**PROBLEM DETAILS**
From the data that follows, copy every line holding the string "likes".

******

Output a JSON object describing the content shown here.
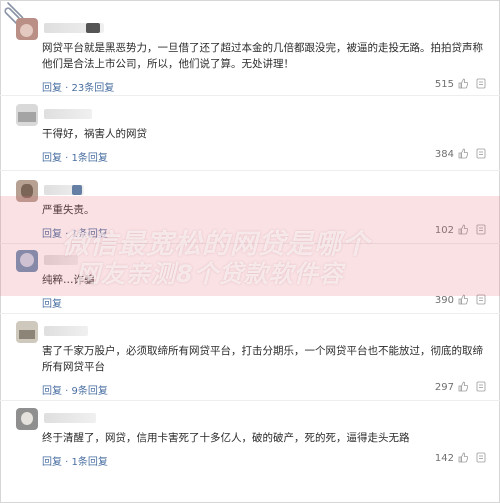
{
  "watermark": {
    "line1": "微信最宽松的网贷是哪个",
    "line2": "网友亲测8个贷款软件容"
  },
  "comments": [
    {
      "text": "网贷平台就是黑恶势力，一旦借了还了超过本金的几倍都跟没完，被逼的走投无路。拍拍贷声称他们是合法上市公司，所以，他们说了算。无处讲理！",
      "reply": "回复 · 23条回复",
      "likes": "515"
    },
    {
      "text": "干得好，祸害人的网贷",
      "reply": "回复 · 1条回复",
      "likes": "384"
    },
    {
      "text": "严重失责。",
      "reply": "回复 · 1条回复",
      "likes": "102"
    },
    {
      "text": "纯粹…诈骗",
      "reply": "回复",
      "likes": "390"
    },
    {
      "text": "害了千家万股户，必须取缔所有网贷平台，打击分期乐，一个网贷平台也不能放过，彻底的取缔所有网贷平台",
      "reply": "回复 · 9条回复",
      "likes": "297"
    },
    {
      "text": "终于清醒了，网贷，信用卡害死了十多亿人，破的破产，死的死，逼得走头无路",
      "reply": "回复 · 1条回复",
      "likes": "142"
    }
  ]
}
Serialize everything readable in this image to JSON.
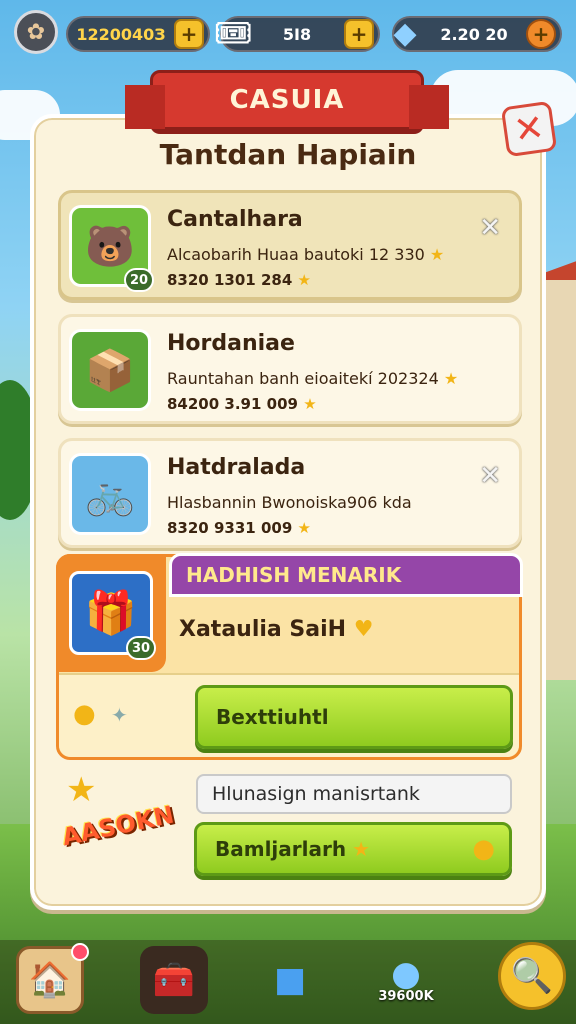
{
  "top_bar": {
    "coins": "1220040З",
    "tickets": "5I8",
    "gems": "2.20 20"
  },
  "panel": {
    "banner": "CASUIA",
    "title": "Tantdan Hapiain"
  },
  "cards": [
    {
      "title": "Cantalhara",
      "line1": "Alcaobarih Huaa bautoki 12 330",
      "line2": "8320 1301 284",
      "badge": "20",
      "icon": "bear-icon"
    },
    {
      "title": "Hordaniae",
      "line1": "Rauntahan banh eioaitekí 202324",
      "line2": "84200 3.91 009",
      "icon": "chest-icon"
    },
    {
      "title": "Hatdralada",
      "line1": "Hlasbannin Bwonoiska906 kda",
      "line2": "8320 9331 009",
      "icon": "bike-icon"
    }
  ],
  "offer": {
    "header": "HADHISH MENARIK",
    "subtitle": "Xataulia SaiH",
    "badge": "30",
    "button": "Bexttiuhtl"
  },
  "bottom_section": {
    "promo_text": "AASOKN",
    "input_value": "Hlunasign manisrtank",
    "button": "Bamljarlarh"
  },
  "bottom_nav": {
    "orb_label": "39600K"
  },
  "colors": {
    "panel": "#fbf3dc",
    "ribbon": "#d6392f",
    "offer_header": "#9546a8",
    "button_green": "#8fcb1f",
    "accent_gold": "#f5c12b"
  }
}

******

**SOLUTION**
      "likes": "515"
      "likes": "384"
      "likes": "102"
      "likes": "390"
      "likes": "297"
      "likes": "142"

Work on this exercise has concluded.